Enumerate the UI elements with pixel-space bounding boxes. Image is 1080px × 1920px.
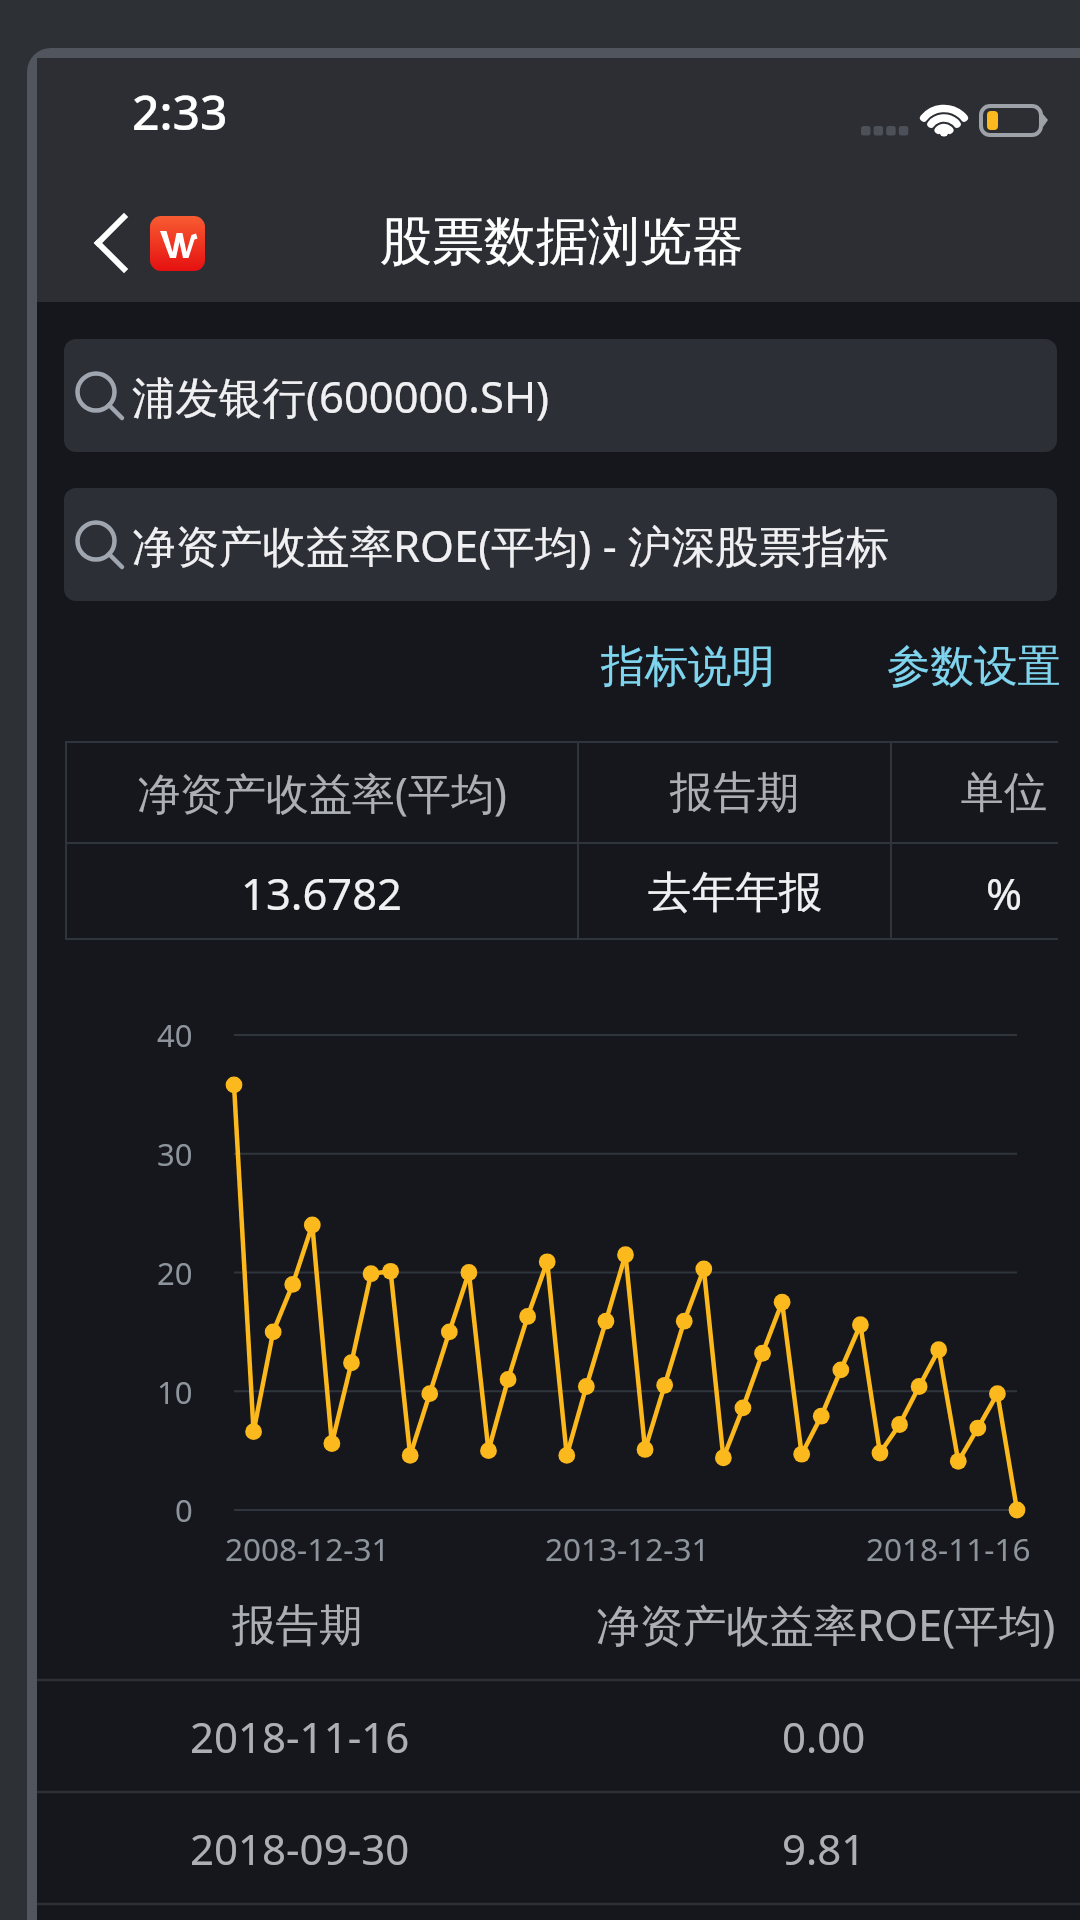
staticText: 股票数据浏览器 (380, 209, 744, 275)
button[interactable]: 参数设置 (871, 628, 1077, 704)
staticText: 10 (157, 1371, 193, 1413)
staticText: 20 (157, 1252, 193, 1294)
staticText: 9.81 (782, 1820, 866, 1877)
staticText: 净资产收益率ROE(平均) (596, 1594, 1056, 1653)
staticText: 40 (157, 1014, 193, 1056)
staticText: 2018-09-30 (190, 1820, 410, 1877)
staticText: 参数设置 (887, 639, 1061, 694)
staticText: 净资产收益率(平均) (137, 763, 507, 822)
button[interactable]: Indicator search (64, 488, 1057, 601)
staticText: 2008-12-31 (225, 1527, 390, 1570)
staticText: 单位 (961, 766, 1047, 820)
staticText: 报告期 (232, 1598, 363, 1653)
staticText: 2018-11-16 (190, 1708, 410, 1765)
staticText: % (986, 863, 1023, 922)
staticText: 2018-11-16 (866, 1527, 1031, 1570)
button[interactable]: Wind app (150, 216, 205, 271)
staticText: 2:33 (132, 79, 228, 144)
button[interactable]: Stock search (64, 339, 1057, 452)
staticText: 指标说明 (601, 639, 775, 694)
staticText: 报告期 (670, 766, 799, 820)
button[interactable]: Back (67, 204, 155, 282)
staticText: 浦发银行(600000.SH) (132, 366, 550, 425)
staticText: 净资产收益率ROE(平均) - 沪深股票指标 (132, 515, 889, 574)
staticText: 去年年报 (648, 865, 822, 920)
button[interactable]: 2018-11-16 (37, 1680, 1080, 1792)
button[interactable]: 2018-09-30 (37, 1792, 1080, 1904)
staticText: 0.00 (782, 1708, 866, 1765)
button[interactable]: 指标说明 (585, 628, 791, 704)
staticText: 2013-12-31 (545, 1527, 710, 1570)
staticText: 30 (157, 1133, 193, 1175)
staticText: 0 (175, 1489, 193, 1531)
staticText: 13.6782 (241, 863, 402, 922)
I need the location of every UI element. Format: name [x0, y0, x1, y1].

Task
Please duplicate the part of the listing that opens with the line containing "staticText: 股票数据浏览器 (380, 209, 744, 275)" and closes with the line containing "staticText: 参数设置 (887, 639, 1061, 694)", including both of those lines.

Solution for this exercise
staticText: 股票数据浏览器 (380, 209, 744, 275)
button[interactable]: 参数设置 (871, 628, 1077, 704)
staticText: 10 (157, 1371, 193, 1413)
staticText: 20 (157, 1252, 193, 1294)
staticText: 9.81 (782, 1820, 866, 1877)
staticText: 净资产收益率ROE(平均) (596, 1594, 1056, 1653)
staticText: 40 (157, 1014, 193, 1056)
staticText: 2018-09-30 (190, 1820, 410, 1877)
staticText: 参数设置 (887, 639, 1061, 694)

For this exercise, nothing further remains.